* **Task details**
Look through the data below. Pick out the lines holding the string "cloud".

* **Data provided**
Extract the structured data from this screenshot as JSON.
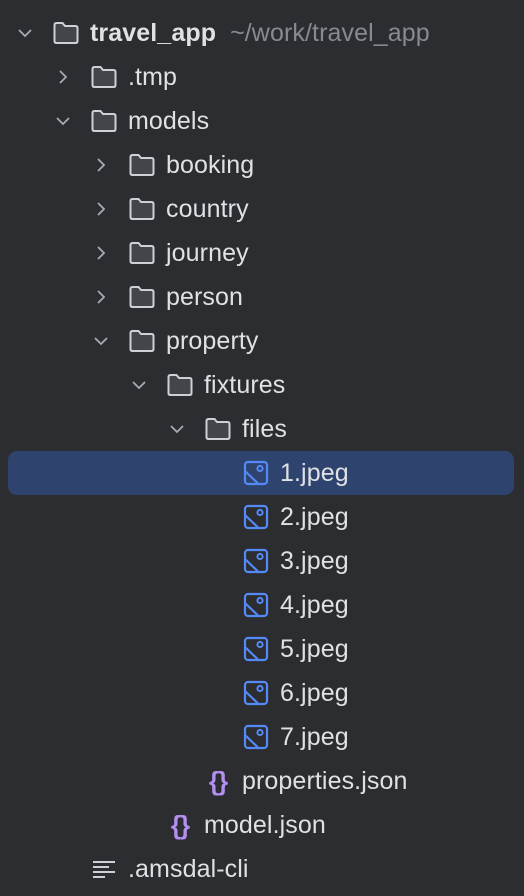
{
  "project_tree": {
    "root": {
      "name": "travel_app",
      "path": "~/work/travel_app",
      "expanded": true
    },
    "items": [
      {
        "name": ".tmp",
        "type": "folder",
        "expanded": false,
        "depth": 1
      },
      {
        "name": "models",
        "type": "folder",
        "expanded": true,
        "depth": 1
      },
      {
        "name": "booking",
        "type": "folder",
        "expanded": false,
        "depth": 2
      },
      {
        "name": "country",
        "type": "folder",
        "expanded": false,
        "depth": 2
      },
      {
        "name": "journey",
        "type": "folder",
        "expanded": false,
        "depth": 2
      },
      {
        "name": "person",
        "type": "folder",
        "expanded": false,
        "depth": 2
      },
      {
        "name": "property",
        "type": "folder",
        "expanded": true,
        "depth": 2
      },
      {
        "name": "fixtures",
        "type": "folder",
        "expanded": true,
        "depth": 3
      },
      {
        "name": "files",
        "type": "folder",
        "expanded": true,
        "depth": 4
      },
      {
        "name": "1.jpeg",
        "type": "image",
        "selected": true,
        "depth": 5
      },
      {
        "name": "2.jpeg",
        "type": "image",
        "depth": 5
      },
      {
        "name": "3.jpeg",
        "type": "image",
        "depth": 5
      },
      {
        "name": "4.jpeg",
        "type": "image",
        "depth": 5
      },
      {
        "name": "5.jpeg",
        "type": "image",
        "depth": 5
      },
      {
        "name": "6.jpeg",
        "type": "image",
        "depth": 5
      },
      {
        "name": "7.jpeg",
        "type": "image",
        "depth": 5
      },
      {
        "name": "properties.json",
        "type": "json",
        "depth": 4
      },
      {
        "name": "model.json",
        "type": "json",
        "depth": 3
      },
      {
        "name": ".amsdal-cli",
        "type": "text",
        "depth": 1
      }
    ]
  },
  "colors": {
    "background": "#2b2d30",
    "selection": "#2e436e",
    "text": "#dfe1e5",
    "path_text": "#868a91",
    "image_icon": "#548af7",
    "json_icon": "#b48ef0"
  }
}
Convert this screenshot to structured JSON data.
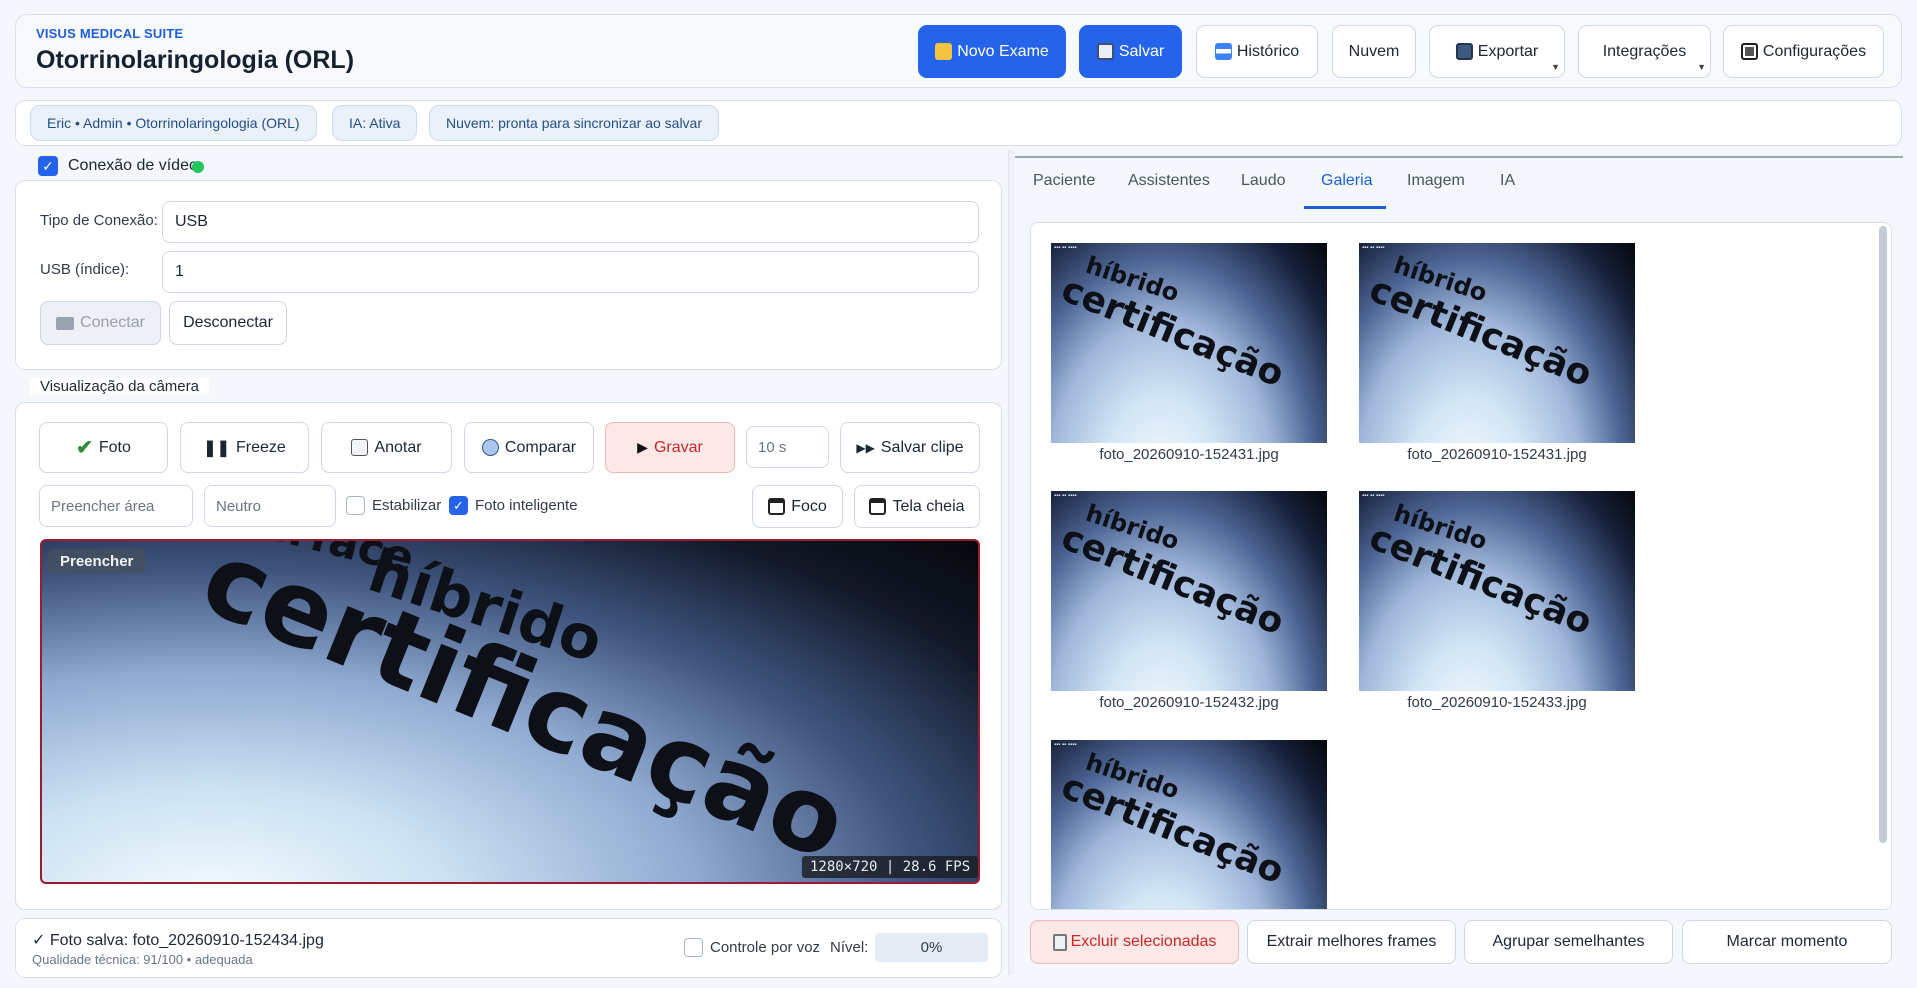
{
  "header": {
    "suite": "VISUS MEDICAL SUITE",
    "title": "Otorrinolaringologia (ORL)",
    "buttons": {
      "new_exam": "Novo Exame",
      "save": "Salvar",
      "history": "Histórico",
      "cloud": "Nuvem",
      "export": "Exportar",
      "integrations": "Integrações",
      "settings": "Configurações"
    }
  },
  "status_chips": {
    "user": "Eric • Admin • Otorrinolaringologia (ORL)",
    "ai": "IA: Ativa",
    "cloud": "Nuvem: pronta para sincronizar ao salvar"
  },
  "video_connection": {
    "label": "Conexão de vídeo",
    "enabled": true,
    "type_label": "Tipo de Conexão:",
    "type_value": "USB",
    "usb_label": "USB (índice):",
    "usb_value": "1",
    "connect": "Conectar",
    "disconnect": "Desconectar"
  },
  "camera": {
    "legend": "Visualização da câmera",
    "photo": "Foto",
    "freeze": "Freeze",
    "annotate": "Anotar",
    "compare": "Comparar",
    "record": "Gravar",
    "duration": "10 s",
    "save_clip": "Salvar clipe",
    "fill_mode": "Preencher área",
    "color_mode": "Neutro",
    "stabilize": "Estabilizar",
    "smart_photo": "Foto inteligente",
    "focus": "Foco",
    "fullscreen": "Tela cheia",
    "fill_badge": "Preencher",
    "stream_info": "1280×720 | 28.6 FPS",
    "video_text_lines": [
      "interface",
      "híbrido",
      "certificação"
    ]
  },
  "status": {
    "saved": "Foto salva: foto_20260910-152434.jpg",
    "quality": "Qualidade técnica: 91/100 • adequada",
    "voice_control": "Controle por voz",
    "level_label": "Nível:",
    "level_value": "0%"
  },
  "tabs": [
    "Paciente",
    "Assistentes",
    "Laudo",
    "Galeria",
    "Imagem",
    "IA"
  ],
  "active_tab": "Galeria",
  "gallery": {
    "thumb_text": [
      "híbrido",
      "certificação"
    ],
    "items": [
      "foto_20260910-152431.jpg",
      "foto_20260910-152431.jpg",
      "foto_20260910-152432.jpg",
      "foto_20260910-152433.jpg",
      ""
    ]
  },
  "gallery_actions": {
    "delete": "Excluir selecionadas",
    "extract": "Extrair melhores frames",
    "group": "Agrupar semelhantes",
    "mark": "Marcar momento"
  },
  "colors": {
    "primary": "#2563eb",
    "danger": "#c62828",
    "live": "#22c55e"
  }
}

* **Reply**
      "cloud": "Nuvem",
    "cloud": "Nuvem: pronta para sincronizar ao salvar"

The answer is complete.